_What to work on_: Go through the listing beneath this task and return every line that carries the string "effective".

Data entries:
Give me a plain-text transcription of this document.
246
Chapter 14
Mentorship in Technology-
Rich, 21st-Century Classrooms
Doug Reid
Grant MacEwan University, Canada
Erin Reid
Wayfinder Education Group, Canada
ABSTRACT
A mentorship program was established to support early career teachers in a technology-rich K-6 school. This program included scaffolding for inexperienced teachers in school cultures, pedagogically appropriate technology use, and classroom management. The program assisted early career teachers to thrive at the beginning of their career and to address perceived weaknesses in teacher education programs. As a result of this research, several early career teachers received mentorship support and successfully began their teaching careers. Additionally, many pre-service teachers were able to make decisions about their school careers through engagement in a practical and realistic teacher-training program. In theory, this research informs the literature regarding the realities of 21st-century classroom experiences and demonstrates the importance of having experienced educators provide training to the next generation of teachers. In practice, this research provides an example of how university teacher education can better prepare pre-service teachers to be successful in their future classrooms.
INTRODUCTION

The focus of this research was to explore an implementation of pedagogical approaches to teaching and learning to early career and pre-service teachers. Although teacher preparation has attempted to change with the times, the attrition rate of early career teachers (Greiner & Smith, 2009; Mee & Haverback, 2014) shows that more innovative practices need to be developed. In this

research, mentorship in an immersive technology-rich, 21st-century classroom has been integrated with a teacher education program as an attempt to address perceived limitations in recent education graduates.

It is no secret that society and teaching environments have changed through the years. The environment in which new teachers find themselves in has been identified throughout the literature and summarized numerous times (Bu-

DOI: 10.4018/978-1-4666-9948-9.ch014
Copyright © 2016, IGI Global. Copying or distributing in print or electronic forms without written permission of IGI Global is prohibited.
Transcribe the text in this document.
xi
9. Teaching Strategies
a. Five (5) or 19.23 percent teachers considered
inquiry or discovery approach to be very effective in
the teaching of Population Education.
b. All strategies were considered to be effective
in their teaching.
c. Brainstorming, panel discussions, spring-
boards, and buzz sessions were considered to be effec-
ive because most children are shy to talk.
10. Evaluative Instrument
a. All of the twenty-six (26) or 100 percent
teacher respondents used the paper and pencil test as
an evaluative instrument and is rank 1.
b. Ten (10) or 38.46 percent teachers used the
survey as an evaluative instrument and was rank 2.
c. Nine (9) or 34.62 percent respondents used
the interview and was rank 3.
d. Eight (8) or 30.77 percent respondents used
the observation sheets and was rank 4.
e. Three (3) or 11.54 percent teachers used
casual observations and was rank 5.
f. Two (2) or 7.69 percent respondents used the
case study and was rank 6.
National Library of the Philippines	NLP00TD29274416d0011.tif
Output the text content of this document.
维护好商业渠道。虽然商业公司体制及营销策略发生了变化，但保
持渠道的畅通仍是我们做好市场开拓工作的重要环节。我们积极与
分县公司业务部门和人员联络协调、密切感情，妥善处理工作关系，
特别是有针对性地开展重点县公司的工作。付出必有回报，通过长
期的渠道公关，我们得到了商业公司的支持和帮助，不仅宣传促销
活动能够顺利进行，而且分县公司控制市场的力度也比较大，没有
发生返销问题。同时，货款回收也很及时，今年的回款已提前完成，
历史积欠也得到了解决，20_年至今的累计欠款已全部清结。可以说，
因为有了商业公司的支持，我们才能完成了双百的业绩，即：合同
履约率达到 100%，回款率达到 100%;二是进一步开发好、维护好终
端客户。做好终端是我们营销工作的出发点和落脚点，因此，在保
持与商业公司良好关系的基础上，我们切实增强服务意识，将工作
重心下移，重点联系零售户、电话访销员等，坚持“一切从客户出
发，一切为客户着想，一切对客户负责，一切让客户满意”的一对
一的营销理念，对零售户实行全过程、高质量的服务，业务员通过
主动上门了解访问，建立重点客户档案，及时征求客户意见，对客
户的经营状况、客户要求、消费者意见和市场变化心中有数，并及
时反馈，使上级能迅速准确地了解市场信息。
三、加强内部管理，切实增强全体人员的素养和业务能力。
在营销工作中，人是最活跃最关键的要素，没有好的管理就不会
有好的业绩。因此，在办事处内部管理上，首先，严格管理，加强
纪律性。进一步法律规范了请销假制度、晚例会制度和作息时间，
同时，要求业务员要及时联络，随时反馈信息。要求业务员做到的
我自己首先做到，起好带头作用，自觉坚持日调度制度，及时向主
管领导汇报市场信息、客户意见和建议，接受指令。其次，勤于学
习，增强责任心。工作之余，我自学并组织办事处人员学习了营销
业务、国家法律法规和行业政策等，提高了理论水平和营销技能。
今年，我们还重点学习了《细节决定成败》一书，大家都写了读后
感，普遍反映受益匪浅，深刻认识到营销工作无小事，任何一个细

_Finished answer_:
inquiry or discovery approach to be very effective in
b. All strategies were considered to be effective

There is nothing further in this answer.